Records from a data collection

****

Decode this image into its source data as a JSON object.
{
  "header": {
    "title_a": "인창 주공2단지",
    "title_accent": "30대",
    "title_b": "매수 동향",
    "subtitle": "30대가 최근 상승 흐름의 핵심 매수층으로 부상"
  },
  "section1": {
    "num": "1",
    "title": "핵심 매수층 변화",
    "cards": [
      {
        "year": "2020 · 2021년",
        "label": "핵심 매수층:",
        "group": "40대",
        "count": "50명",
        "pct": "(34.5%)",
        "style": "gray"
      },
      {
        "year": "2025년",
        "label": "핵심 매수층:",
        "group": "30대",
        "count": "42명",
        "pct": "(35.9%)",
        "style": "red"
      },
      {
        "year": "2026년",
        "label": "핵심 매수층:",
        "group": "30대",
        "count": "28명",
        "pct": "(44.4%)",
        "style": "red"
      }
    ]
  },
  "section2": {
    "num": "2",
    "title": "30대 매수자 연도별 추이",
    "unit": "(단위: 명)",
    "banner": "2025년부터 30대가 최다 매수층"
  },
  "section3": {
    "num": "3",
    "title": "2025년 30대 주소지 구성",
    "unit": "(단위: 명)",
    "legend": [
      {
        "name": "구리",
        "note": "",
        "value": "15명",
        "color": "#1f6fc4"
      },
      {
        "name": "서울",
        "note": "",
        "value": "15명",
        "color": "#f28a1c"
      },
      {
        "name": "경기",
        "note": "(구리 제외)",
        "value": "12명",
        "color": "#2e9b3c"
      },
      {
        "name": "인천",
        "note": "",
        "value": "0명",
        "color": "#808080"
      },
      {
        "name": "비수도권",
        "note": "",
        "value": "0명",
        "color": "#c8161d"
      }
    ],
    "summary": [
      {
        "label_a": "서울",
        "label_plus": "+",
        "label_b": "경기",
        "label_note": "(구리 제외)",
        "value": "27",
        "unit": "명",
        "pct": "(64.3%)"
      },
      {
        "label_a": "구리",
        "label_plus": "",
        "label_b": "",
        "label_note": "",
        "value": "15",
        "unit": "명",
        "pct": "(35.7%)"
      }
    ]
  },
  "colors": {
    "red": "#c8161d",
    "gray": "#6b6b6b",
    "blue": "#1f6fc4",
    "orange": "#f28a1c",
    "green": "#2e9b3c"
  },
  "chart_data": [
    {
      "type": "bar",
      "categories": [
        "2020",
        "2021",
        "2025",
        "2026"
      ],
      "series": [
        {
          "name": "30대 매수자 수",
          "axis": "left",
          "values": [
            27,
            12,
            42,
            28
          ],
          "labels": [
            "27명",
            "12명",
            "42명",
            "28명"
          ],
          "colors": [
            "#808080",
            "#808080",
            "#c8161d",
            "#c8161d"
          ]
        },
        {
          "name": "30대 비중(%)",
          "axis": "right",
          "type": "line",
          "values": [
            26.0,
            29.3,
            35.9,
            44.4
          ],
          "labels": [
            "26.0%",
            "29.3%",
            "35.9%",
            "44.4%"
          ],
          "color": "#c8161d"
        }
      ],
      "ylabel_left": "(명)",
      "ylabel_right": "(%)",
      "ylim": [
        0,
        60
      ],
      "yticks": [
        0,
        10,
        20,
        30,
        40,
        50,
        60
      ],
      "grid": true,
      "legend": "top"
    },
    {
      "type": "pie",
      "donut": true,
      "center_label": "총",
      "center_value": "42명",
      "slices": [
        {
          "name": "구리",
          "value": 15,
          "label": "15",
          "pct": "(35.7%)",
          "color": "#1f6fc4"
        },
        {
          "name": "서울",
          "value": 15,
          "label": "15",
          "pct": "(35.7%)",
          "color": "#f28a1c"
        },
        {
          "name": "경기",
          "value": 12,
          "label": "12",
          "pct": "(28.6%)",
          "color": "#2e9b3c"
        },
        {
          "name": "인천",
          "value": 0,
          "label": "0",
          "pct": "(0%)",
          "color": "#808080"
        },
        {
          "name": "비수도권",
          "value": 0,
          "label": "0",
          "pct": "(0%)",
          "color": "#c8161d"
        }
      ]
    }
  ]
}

****

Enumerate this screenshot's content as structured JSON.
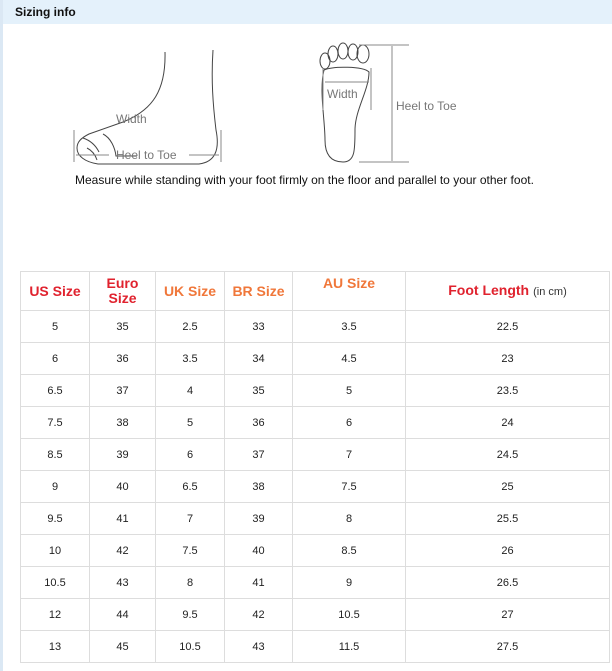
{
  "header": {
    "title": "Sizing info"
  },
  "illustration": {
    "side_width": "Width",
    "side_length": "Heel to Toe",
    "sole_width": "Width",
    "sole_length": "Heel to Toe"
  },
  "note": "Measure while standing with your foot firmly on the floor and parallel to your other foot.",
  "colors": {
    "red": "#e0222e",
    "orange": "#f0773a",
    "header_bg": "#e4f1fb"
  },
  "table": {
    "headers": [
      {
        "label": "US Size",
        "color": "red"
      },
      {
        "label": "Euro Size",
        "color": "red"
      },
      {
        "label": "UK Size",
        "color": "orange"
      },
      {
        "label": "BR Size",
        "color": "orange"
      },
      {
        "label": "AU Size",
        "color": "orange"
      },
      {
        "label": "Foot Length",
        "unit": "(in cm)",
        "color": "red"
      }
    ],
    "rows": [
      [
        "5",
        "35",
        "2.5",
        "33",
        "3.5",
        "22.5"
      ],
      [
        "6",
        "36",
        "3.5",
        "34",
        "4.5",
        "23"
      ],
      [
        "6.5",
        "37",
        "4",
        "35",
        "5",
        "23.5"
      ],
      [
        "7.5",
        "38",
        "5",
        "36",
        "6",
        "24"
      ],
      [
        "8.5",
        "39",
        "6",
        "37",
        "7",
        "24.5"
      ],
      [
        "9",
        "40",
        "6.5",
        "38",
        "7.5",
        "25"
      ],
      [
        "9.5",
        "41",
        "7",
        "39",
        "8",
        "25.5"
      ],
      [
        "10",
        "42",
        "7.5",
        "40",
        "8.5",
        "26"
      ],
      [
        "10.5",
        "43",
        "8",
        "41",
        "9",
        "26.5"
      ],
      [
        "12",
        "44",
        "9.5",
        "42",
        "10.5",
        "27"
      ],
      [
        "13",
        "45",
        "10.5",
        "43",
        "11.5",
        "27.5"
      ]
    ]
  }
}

****

DIRECTIONS FOR THIS TASK:
Find the lines with the string "name" and reproduce them.

FINISHED TASK:
        "name": "구리",
        "name": "서울",
        "name": "경기",
        "name": "인천",
        "name": "비수도권",
          "name": "30대 매수자 수",
          "name": "30대 비중(%)",
          "name": "구리",
          "name": "서울",
          "name": "경기",
          "name": "인천",
          "name": "비수도권",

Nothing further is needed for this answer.